begin

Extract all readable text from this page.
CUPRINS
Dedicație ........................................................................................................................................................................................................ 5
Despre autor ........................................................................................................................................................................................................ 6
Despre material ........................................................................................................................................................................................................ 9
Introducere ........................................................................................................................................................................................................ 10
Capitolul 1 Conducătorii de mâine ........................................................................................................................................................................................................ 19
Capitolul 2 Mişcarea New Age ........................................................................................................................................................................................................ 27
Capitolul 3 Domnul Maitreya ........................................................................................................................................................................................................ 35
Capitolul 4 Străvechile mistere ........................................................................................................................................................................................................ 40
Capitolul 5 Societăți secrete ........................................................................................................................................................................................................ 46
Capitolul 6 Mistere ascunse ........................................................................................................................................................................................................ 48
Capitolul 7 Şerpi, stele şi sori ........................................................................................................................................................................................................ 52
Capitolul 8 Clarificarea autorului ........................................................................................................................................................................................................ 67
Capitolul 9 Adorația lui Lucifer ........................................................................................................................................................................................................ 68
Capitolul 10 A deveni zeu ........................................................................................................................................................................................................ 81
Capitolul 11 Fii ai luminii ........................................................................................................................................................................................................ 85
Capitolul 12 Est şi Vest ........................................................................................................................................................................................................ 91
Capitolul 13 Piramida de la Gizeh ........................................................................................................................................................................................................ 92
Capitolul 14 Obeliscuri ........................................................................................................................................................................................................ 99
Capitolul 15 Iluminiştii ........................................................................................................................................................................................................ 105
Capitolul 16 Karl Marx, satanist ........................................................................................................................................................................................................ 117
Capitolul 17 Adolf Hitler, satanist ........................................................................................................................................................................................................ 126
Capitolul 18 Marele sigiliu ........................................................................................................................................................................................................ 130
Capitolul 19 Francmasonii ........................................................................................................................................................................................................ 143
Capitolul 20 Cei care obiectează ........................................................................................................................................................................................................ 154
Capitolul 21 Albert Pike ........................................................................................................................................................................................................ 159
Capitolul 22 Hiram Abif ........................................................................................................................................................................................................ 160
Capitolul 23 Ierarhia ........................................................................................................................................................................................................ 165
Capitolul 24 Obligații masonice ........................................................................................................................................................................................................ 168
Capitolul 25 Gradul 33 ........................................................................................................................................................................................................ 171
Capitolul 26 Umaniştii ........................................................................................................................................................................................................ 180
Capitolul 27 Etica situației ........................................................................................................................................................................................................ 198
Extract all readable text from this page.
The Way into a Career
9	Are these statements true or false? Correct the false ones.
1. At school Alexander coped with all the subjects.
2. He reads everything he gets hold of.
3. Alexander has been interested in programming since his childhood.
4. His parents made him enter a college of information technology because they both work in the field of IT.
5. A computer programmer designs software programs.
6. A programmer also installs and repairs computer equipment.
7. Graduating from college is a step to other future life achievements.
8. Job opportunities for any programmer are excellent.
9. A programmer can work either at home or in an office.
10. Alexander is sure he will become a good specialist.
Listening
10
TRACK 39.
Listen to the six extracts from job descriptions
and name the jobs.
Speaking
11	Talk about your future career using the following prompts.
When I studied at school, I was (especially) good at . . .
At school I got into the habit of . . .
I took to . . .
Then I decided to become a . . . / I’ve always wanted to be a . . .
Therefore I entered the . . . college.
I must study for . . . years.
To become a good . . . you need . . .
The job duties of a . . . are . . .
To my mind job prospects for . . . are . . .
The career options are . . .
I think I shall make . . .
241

end

**The task**: Copy and report every line where the word "future" is present.

**Full response**:
7. Graduating from college is a step to other future life achievements.
11	Talk about your future career using the following prompts.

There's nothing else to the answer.